(Extracted data entries)
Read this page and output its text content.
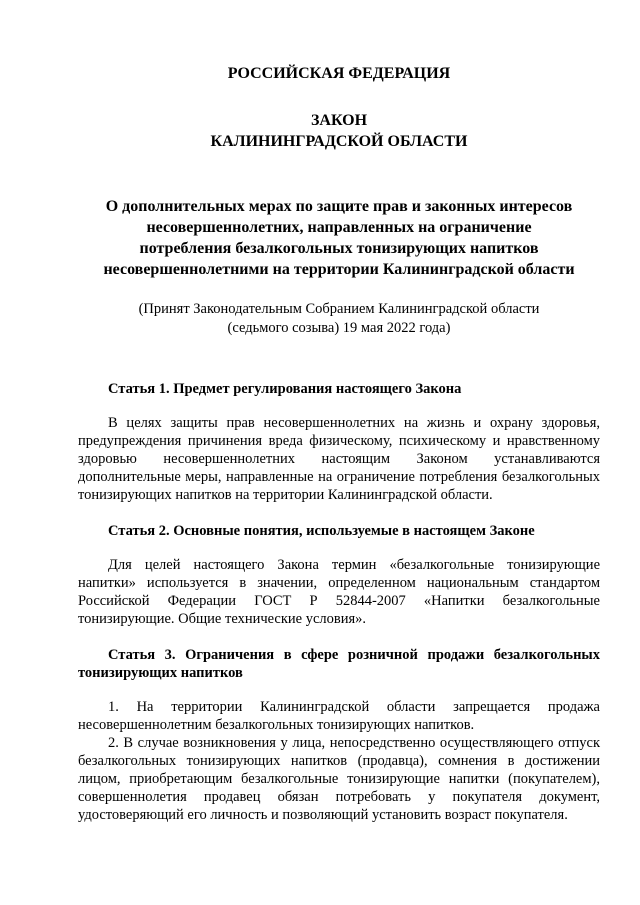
РОССИЙСКАЯ ФЕДЕРАЦИЯ
ЗАКОН
КАЛИНИНГРАДСКОЙ ОБЛАСТИ
О дополнительных мерах по защите прав и законных интересов
несовершеннолетних, направленных на ограничение
потребления безалкогольных тонизирующих напитков
несовершеннолетними на территории Калининградской области
(Принят Законодательным Собранием Калининградской области
(седьмого созыва) 19 мая 2022 года)
Статья 1. Предмет регулирования настоящего Закона

В целях защиты прав несовершеннолетних на жизнь и охрану здоровья, предупреждения причинения вреда физическому, психическому и нравственному здоровью несовершеннолетних настоящим Законом устанавливаются дополнительные меры, направленные на ограничение потребления безалкогольных тонизирующих напитков на территории Калининградской области.

Статья 2. Основные понятия, используемые в настоящем Законе

Для целей настоящего Закона термин «безалкогольные тонизирующие напитки» используется в значении, определенном национальным стандартом Российской Федерации ГОСТ Р 52844-2007 «Напитки безалкогольные тонизирующие. Общие технические условия».

Статья 3. Ограничения в сфере розничной продажи безалкогольных тонизирующих напитков

1. На территории Калининградской области запрещается продажа несовершеннолетним безалкогольных тонизирующих напитков.

2. В случае возникновения у лица, непосредственно осуществляющего отпуск безалкогольных тонизирующих напитков (продавца), сомнения в достижении лицом, приобретающим безалкогольные тонизирующие напитки (покупателем), совершеннолетия продавец обязан потребовать у покупателя документ, удостоверяющий его личность и позволяющий установить возраст покупателя.
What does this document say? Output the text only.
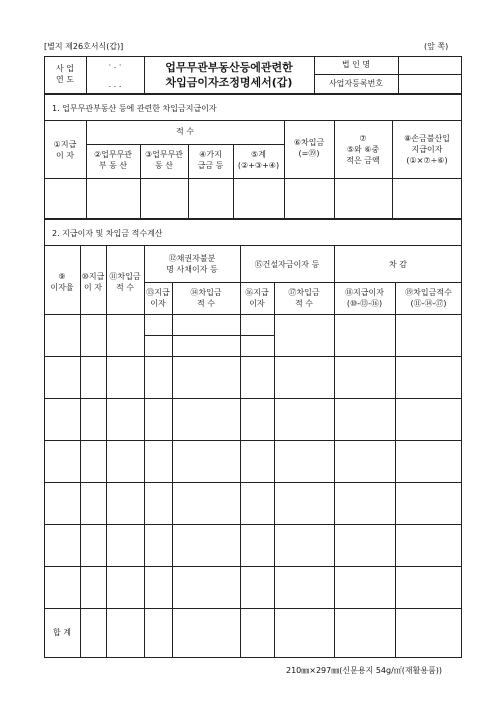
[별지 제26호서식(갑)]	(앞 쪽)
사 업
연 도
· . ·
. . .
업무무관부동산등에관련한
차입금이자조정명세서(갑)
법 인 명
사업자등록번호
1. 업무무관부동산 등에 관련한 차입금지급이자
①지급
이 자
적 수
②업무무관
부 동 산
③업무무관
동 산
④가지
급금 등
⑤계
(②+③+④)
⑥차입금
(=⑲)
⑦
⑤와 ⑥중
적은 금액
⑧손금불산입
지급이자
(①×⑦÷⑥)
2. 지급이자 및 차입금 적수계산
⑨
이자율
⑩지급
이 자
⑪차입금
적 수
⑫채권자불분
명 사채이자 등
⑮건설자금이자 등	차 감
⑬지급
이자
⑭차입금
적 수
⑯지급
이자
⑰차입금
적 수
⑱지급이자
(⑩-⑬-⑯)
⑲차입금적수
(⑪-⑭-⑰)
합 계
210㎜×297㎜(신문용지 54g/㎡(재활용품))
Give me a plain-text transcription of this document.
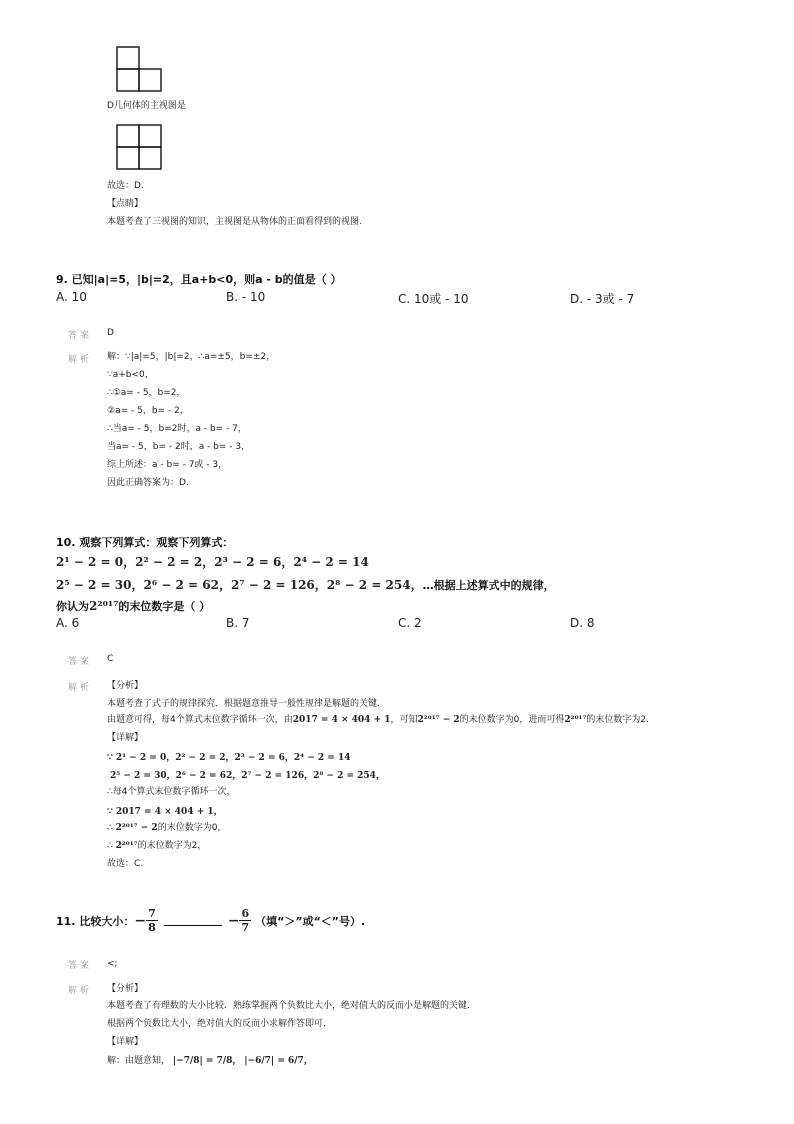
D几何体的主视图是
故选：D.
【点睛】
本题考查了三视图的知识，主视图是从物体的正面看得到的视图.
9. 已知|a|=5，|b|=2，且a+b<0，则a - b的值是（ ）
A. 10	B. - 10	C. 10或 - 10	D. - 3或 - 7
答案 D
解析 解：∵|a|=5，|b|=2，∴a=±5，b=±2，
∵a+b<0，
∴①a= - 5，b=2，
②a= - 5，b= - 2，
∴当a= - 5，b=2时，a - b= - 7，
当a= - 5，b= - 2时，a - b= - 3，
综上所述：a - b= - 7或 - 3，
因此正确答案为：D.
10. 观察下列算式：观察下列算式：
2¹ − 2 = 0，2² − 2 = 2，2³ − 2 = 6，2⁴ − 2 = 14
2⁵ − 2 = 30，2⁶ − 2 = 62，2⁷ − 2 = 126，2⁸ − 2 = 254，…根据上述算式中的规律，
你认为2²⁰¹⁷的末位数字是（ ）
A. 6	B. 7	C. 2	D. 8
答案 C
解析 【分析】
本题考查了式子的规律探究．根据题意推导一般性规律是解题的关键．
由题意可得，每4个算式末位数字循环一次，由2017 = 4 × 404 + 1，可知2²⁰¹⁷ − 2的末位数字为0，进而可得2²⁰¹⁷的末位数字为2.
【详解】
∵ 2¹ − 2 = 0，2² − 2 = 2，2³ − 2 = 6，2⁴ − 2 = 14
2⁵ − 2 = 30，2⁶ − 2 = 62，2⁷ − 2 = 126，2⁸ − 2 = 254，
∴每4个算式末位数字循环一次，
∵ 2017 = 4 × 404 + 1，
∴ 2²⁰¹⁷ − 2的末位数字为0，
∴ 2²⁰¹⁷的末位数字为2，
故选：C.
11. 比较大小： − $\frac{7}{8}$	− $\frac{6}{7}$ （填“＞”或“＜”号）.
答案 <;
解析 【分析】
本题考查了有理数的大小比较．熟练掌握两个负数比大小，绝对值大的反而小是解题的关键．
根据两个负数比大小，绝对值大的反而小求解作答即可．
【详解】
解：由题意知， |−7/8| = 7/8， |−6/7| = 6/7，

What is required: Answer with a single number: the count of lines holding the word "document".

Output for this exercise: 2